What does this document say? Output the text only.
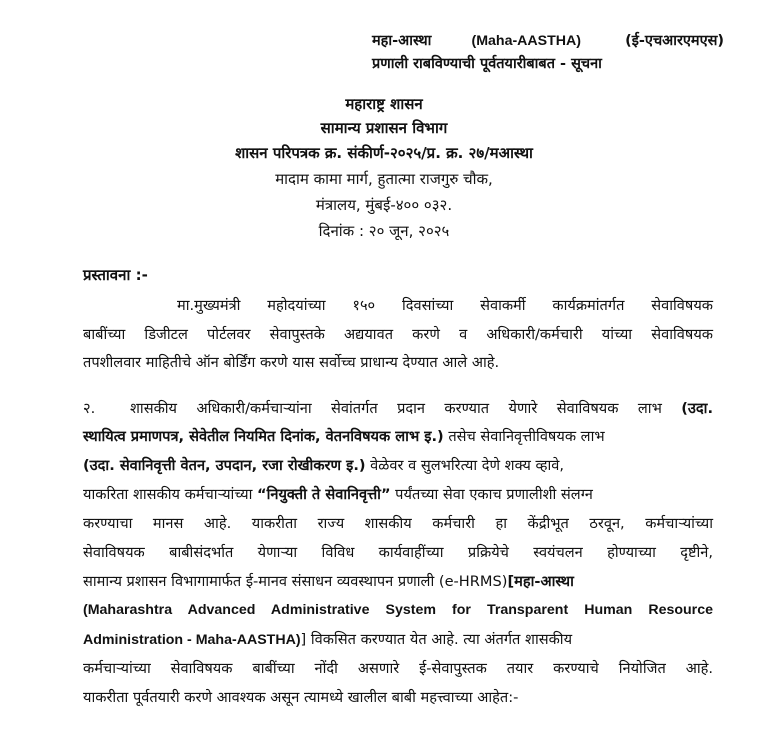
महा-आस्था	(Maha-AASTHA)	(ई-एचआरएमएस)
प्रणाली राबविण्याची पूर्वतयारीबाबत - सूचना
महाराष्ट्र शासन
सामान्य प्रशासन विभाग
शासन परिपत्रक क्र. संकीर्ण-२०२५/प्र. क्र. २७/मआस्था
मादाम कामा मार्ग, हुतात्मा राजगुरु चौक,
मंत्रालय, मुंबई-४०० ०३२.
दिनांक : २० जून, २०२५
प्रस्तावना :-
मा.मुख्यमंत्री महोदयांच्या १५० दिवसांच्या सेवाकर्मी कार्यक्रमांतर्गत सेवाविषयक
बाबींच्या डिजीटल पोर्टलवर सेवापुस्तके अद्ययावत करणे व अधिकारी/कर्मचारी यांच्या सेवाविषयक
तपशीलवार माहितीचे ऑन बोर्डिंग करणे यास सर्वोच्च प्राधान्य देण्यात आले आहे.
२.	शासकीय अधिकारी/कर्मचाऱ्यांना सेवांतर्गत प्रदान करण्यात येणारे सेवाविषयक लाभ (उदा.
स्थायित्व प्रमाणपत्र, सेवेतील नियमित दिनांक, वेतनविषयक लाभ इ.) तसेच सेवानिवृत्तीविषयक लाभ
(उदा. सेवानिवृत्ती वेतन, उपदान, रजा रोखीकरण इ.) वेळेवर व सुलभरित्या देणे शक्य व्हावे,
याकरिता शासकीय कर्मचाऱ्यांच्या “नियुक्ती ते सेवानिवृत्ती” पर्यंतच्या सेवा एकाच प्रणालीशी संलग्न
करण्याचा मानस आहे. याकरीता राज्य शासकीय कर्मचारी हा केंद्रीभूत ठरवून, कर्मचाऱ्यांच्या
सेवाविषयक बाबीसंदर्भात येणाऱ्या विविध कार्यवाहींच्या प्रक्रियेचे स्वयंचलन होण्याच्या दृष्टीने,
सामान्य प्रशासन विभागामार्फत ई-मानव संसाधन व्यवस्थापन प्रणाली (e-HRMS)[महा-आस्था
(Maharashtra Advanced Administrative System for Transparent Human Resource
Administration - Maha-AASTHA)] विकसित करण्यात येत आहे. त्या अंतर्गत शासकीय
कर्मचाऱ्यांच्या सेवाविषयक बाबींच्या नोंदी असणारे ई-सेवापुस्तक तयार करण्याचे नियोजित आहे.
याकरीता पूर्वतयारी करणे आवश्यक असून त्यामध्ये खालील बाबी महत्त्वाच्या आहेत:-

====

▸ **STATED PROBLEM**
Write only the number of lines that include "AASTHA".

▸ **TASK ANSWER**
2